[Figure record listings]
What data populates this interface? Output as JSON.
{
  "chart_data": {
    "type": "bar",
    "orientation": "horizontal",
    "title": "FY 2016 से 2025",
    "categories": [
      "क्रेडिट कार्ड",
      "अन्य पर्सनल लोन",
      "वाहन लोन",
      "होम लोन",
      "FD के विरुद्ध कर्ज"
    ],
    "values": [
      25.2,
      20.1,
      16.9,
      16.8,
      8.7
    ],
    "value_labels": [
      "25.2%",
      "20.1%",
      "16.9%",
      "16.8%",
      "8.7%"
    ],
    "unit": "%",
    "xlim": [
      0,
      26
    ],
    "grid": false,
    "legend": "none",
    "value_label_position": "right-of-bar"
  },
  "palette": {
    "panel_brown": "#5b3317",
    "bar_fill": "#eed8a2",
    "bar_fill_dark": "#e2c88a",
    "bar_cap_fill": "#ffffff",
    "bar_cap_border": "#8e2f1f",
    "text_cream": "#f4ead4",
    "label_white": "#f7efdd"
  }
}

#### Aim of the exercise
Each entry above is to be printed again exactly.

#### Completed exercise
What data populates this interface? Output as JSON.
{
  "chart_data": {
    "type": "bar",
    "orientation": "horizontal",
    "title": "FY 2016 से 2025",
    "categories": [
      "क्रेडिट कार्ड",
      "अन्य पर्सनल लोन",
      "वाहन लोन",
      "होम लोन",
      "FD के विरुद्ध कर्ज"
    ],
    "values": [
      25.2,
      20.1,
      16.9,
      16.8,
      8.7
    ],
    "value_labels": [
      "25.2%",
      "20.1%",
      "16.9%",
      "16.8%",
      "8.7%"
    ],
    "unit": "%",
    "xlim": [
      0,
      26
    ],
    "grid": false,
    "legend": "none",
    "value_label_position": "right-of-bar"
  },
  "palette": {
    "panel_brown": "#5b3317",
    "bar_fill": "#eed8a2",
    "bar_fill_dark": "#e2c88a",
    "bar_cap_fill": "#ffffff",
    "bar_cap_border": "#8e2f1f",
    "text_cream": "#f4ead4",
    "label_white": "#f7efdd"
  }
}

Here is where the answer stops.